• [TASK TO CARRY OUT] Extract all lines from the data beneath that include the word "Purchase".

• [RECORDS FOR THE EXERCISE]

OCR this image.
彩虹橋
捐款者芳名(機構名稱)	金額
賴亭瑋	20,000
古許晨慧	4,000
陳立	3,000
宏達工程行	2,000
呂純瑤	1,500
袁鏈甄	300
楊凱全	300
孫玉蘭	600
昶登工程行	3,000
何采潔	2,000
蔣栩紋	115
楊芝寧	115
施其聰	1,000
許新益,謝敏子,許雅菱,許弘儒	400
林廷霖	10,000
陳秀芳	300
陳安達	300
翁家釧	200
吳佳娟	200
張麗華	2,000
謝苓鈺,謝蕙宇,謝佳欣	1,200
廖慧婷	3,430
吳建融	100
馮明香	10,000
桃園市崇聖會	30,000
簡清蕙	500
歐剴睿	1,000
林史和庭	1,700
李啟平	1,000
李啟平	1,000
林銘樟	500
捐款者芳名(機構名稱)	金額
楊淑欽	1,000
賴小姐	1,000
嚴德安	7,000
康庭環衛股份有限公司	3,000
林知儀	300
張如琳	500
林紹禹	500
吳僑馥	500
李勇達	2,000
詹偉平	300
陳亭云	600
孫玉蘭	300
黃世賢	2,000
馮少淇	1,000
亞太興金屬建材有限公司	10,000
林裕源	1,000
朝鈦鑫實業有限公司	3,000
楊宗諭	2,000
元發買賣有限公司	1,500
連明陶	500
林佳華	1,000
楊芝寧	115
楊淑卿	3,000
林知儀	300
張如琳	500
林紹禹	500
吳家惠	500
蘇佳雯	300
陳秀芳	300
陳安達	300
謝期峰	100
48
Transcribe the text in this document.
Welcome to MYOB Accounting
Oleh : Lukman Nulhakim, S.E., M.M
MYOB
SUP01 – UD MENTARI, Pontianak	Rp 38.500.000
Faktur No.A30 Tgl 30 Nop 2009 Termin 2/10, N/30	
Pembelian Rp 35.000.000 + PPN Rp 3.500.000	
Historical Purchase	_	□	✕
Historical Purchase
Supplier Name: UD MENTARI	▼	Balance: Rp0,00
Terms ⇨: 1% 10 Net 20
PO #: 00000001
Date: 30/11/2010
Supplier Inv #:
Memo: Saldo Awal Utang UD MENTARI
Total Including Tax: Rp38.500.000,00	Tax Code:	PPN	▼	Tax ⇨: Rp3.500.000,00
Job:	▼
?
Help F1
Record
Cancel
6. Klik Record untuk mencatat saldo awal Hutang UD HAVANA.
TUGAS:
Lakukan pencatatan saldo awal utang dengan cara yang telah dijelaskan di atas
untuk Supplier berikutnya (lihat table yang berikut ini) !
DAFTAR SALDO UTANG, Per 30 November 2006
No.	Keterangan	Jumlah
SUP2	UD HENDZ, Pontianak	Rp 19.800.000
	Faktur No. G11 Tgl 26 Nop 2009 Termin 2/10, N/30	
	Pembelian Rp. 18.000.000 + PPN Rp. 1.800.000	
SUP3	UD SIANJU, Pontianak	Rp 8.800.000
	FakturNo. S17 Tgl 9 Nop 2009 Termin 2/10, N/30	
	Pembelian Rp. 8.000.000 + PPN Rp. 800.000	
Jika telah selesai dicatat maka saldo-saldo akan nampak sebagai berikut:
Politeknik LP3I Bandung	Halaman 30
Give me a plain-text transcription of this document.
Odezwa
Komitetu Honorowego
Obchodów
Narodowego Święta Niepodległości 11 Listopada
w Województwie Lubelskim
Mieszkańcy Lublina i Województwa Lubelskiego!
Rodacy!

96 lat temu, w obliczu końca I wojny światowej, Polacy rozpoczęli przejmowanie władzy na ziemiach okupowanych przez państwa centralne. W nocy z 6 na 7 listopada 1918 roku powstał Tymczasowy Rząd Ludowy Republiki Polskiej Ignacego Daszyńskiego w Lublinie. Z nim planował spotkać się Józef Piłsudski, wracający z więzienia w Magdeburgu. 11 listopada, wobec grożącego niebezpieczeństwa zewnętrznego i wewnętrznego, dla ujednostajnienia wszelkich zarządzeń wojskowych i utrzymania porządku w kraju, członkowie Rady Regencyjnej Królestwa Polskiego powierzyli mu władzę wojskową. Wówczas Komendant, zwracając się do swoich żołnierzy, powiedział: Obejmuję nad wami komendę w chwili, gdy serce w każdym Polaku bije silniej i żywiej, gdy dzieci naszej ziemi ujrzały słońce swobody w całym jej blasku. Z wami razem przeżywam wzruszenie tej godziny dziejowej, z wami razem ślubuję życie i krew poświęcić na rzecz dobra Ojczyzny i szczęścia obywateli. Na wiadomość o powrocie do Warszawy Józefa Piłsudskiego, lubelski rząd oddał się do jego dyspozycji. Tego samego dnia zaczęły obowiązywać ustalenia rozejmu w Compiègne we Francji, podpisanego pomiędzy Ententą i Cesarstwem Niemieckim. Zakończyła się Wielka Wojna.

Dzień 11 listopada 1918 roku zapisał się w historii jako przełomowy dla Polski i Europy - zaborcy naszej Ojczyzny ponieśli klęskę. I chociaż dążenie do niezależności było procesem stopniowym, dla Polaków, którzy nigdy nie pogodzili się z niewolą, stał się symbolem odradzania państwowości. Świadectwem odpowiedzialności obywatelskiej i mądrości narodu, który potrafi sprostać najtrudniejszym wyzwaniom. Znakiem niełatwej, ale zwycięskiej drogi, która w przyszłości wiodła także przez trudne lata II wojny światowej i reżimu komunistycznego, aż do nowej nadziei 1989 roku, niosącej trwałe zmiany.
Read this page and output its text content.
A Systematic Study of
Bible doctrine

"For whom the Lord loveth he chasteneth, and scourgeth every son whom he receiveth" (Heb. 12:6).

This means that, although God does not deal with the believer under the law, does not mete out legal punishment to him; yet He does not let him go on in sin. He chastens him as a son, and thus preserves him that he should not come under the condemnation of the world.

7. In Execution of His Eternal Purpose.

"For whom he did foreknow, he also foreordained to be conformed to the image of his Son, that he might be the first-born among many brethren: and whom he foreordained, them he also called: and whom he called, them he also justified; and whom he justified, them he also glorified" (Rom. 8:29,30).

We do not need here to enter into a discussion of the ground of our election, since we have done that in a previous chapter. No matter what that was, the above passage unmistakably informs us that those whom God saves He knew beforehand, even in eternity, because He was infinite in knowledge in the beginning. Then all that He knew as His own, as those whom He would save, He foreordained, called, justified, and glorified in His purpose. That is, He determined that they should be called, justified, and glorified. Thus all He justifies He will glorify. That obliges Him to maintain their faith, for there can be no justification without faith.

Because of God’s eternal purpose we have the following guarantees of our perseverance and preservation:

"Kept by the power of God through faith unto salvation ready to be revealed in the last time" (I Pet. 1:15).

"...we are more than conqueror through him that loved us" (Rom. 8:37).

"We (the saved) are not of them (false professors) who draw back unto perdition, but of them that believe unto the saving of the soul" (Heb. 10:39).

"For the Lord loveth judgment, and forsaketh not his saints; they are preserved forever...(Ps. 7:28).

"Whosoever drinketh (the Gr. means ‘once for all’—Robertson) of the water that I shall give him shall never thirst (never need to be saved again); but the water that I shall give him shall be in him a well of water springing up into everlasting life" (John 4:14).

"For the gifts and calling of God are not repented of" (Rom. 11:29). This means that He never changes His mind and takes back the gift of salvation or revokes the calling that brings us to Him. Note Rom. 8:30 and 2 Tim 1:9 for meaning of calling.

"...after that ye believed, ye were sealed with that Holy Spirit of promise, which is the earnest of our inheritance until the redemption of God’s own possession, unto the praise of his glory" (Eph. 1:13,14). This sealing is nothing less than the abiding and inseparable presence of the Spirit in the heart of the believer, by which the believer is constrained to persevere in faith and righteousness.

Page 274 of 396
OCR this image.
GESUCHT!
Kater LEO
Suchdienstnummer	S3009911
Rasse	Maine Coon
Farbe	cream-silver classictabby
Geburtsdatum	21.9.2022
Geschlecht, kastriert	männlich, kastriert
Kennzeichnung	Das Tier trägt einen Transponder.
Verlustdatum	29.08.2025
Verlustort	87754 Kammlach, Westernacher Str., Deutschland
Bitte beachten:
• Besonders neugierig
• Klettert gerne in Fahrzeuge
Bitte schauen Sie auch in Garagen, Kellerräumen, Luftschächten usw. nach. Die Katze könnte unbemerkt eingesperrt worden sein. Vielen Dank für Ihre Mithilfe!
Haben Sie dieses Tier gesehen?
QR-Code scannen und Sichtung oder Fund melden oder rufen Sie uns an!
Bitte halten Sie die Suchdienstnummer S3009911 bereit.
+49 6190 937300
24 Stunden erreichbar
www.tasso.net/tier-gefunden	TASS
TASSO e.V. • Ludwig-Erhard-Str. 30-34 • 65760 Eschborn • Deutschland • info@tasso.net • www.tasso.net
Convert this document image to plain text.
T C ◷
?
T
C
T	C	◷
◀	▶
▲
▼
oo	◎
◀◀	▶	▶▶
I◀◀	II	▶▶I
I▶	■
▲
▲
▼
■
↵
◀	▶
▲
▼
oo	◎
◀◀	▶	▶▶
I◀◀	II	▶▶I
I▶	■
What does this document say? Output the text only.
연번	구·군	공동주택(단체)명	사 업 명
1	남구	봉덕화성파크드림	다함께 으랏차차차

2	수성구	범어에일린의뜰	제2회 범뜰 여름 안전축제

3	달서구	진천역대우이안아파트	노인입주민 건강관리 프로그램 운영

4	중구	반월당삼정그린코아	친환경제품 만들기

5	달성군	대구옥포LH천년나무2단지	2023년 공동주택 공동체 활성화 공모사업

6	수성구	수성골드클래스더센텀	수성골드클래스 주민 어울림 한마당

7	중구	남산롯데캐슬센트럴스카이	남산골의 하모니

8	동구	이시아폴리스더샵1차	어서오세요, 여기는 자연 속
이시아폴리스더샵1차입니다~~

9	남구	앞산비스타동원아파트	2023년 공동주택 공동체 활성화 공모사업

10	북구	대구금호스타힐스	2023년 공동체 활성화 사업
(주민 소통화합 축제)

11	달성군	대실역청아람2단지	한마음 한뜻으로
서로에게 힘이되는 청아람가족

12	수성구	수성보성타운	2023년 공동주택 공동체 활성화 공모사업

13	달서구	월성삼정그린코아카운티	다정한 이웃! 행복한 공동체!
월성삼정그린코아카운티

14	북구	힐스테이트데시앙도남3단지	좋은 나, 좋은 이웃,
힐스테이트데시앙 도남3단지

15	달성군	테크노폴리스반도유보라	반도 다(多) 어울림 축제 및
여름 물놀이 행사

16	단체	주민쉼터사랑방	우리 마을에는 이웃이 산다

• [CORRECT ANSWER]
Historical Purchase	_	□	✕
Historical Purchase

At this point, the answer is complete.